=== PROMPT ===
Filter these entries, keeping only lines that hold the word "JSON".

[Dataset rows about figures]
= = = = = = =
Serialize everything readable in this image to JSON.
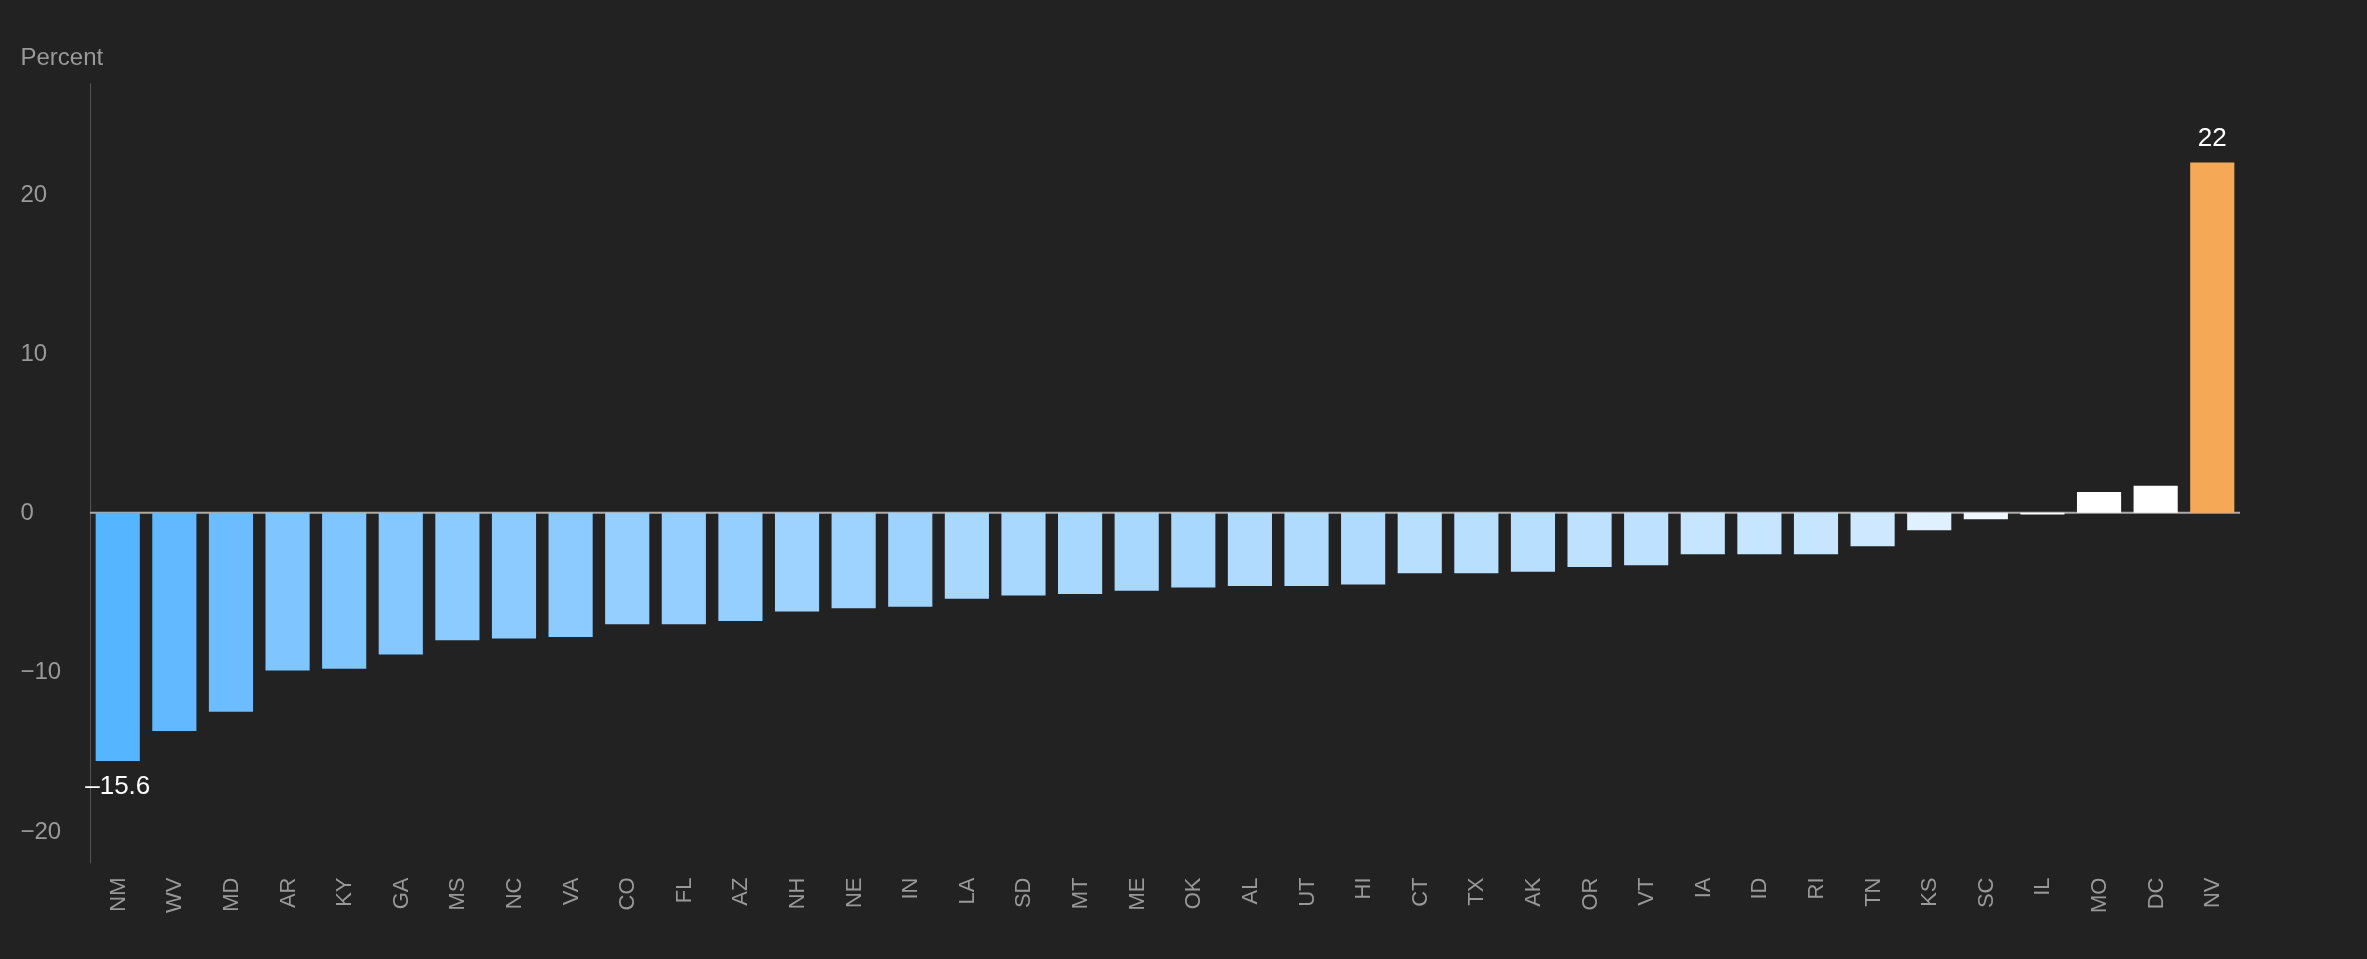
{
  "chart_data": {
    "type": "bar",
    "ylabel": "Percent",
    "categories": [
      "NM",
      "WV",
      "MD",
      "AR",
      "KY",
      "GA",
      "MS",
      "NC",
      "VA",
      "CO",
      "FL",
      "AZ",
      "NH",
      "NE",
      "IN",
      "LA",
      "SD",
      "MT",
      "ME",
      "OK",
      "AL",
      "UT",
      "HI",
      "CT",
      "TX",
      "AK",
      "OR",
      "VT",
      "IA",
      "ID",
      "RI",
      "TN",
      "KS",
      "SC",
      "IL",
      "MO",
      "DC",
      "NV"
    ],
    "values": [
      -15.6,
      -13.7,
      -12.5,
      -9.9,
      -9.8,
      -8.9,
      -8.0,
      -7.9,
      -7.8,
      -7.0,
      -7.0,
      -6.8,
      -6.2,
      -6.0,
      -5.9,
      -5.4,
      -5.2,
      -5.1,
      -4.9,
      -4.7,
      -4.6,
      -4.6,
      -4.5,
      -3.8,
      -3.8,
      -3.7,
      -3.4,
      -3.3,
      -2.6,
      -2.6,
      -2.6,
      -2.1,
      -1.1,
      -0.4,
      -0.1,
      1.3,
      1.7,
      22
    ],
    "colors": [
      "#55b5ff",
      "#62b9ff",
      "#6bbdff",
      "#7fc5ff",
      "#7fc5ff",
      "#85c8ff",
      "#8ccbff",
      "#8ccbff",
      "#8ccbff",
      "#95cfff",
      "#95cfff",
      "#95cfff",
      "#9fd3ff",
      "#9fd3ff",
      "#9fd3ff",
      "#a9d8ff",
      "#a9d8ff",
      "#a9d8ff",
      "#a9d8ff",
      "#a9d8ff",
      "#b0dbff",
      "#b0dbff",
      "#b0dbff",
      "#b9dfff",
      "#b9dfff",
      "#b9dfff",
      "#bee1ff",
      "#bee1ff",
      "#c6e5ff",
      "#c6e5ff",
      "#c6e5ff",
      "#cde8ff",
      "#dff0ff",
      "#f0f7ff",
      "#ffffff",
      "#ffffff",
      "#ffffff",
      "#f5a957"
    ],
    "value_labels": [
      "–15.6",
      null,
      null,
      null,
      null,
      null,
      null,
      null,
      null,
      null,
      null,
      null,
      null,
      null,
      null,
      null,
      null,
      null,
      null,
      null,
      null,
      null,
      null,
      null,
      null,
      null,
      null,
      null,
      null,
      null,
      null,
      null,
      null,
      null,
      null,
      null,
      null,
      "22"
    ],
    "ylim": [
      -22,
      27
    ],
    "yticks": [
      -20,
      -10,
      0,
      10,
      20
    ],
    "ref_lines": [
      {
        "axis": "y",
        "value": 0,
        "color": "#aaaaaa"
      }
    ],
    "grid": false
  }
}
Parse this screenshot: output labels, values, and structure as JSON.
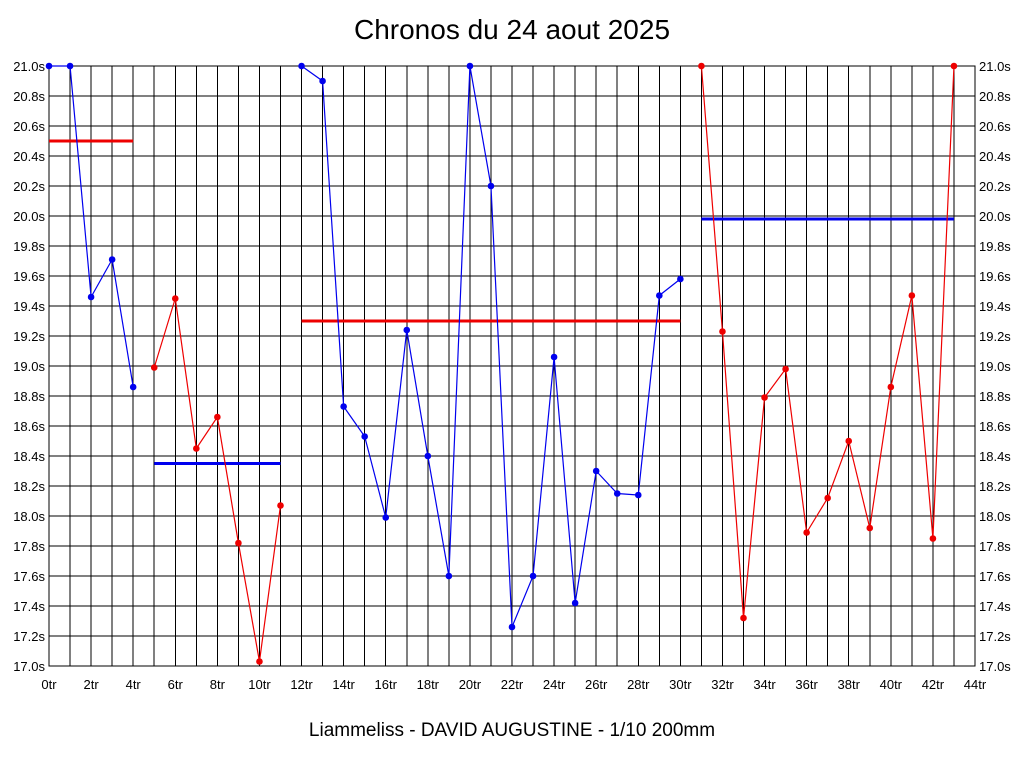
{
  "colors": {
    "background": "#ffffff",
    "grid": "#000000",
    "series_blue": "#0000ee",
    "series_red": "#ee0000"
  },
  "chart_data": {
    "type": "line",
    "title": "Chronos du 24 aout 2025",
    "xlabel": "Liammeliss - DAVID AUGUSTINE - 1/10 200mm",
    "ylabel": "",
    "xlim": [
      0,
      44
    ],
    "ylim": [
      17.0,
      21.0
    ],
    "x_tick_labels": [
      "0tr",
      "2tr",
      "4tr",
      "6tr",
      "8tr",
      "10tr",
      "12tr",
      "14tr",
      "16tr",
      "18tr",
      "20tr",
      "22tr",
      "24tr",
      "26tr",
      "28tr",
      "30tr",
      "32tr",
      "34tr",
      "36tr",
      "38tr",
      "40tr",
      "42tr",
      "44tr"
    ],
    "y_tick_labels": [
      "17.0s",
      "17.2s",
      "17.4s",
      "17.6s",
      "17.8s",
      "18.0s",
      "18.2s",
      "18.4s",
      "18.6s",
      "18.8s",
      "19.0s",
      "19.2s",
      "19.4s",
      "19.6s",
      "19.8s",
      "20.0s",
      "20.2s",
      "20.4s",
      "20.6s",
      "20.8s",
      "21.0s"
    ],
    "grid": true,
    "legend": "none",
    "series": [
      {
        "color": "#0000ee",
        "x": [
          0,
          1,
          2,
          3,
          4
        ],
        "y": [
          21.0,
          21.0,
          19.46,
          19.71,
          18.86
        ],
        "average": 20.5,
        "average_color": "#ee0000"
      },
      {
        "color": "#ee0000",
        "x": [
          5,
          6,
          7,
          8,
          9,
          10,
          11
        ],
        "y": [
          18.99,
          19.45,
          18.45,
          18.66,
          17.82,
          17.03,
          18.07
        ],
        "average": 18.35,
        "average_color": "#0000ee"
      },
      {
        "color": "#0000ee",
        "x": [
          12,
          13,
          14,
          15,
          16,
          17,
          18,
          19,
          20,
          21,
          22,
          23,
          24,
          25,
          26,
          27,
          28,
          29,
          30
        ],
        "y": [
          21.0,
          20.9,
          18.73,
          18.53,
          17.99,
          19.24,
          18.4,
          17.6,
          21.0,
          20.2,
          17.26,
          17.6,
          19.06,
          17.42,
          18.3,
          18.15,
          18.14,
          19.47,
          19.58
        ],
        "average": 19.3,
        "average_color": "#ee0000"
      },
      {
        "color": "#ee0000",
        "x": [
          31,
          32,
          33,
          34,
          35,
          36,
          37,
          38,
          39,
          40,
          41,
          42,
          43
        ],
        "y": [
          21.0,
          19.23,
          17.32,
          18.79,
          18.98,
          17.89,
          18.12,
          18.5,
          17.92,
          18.86,
          19.47,
          17.85,
          21.0
        ],
        "average": 19.98,
        "average_color": "#0000ee"
      }
    ]
  }
}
= = = = = = =
=== THE COMPLETED TASK ===
Serialize everything readable in this image to JSON.
Parse this screenshot: output labels, values, and structure as JSON.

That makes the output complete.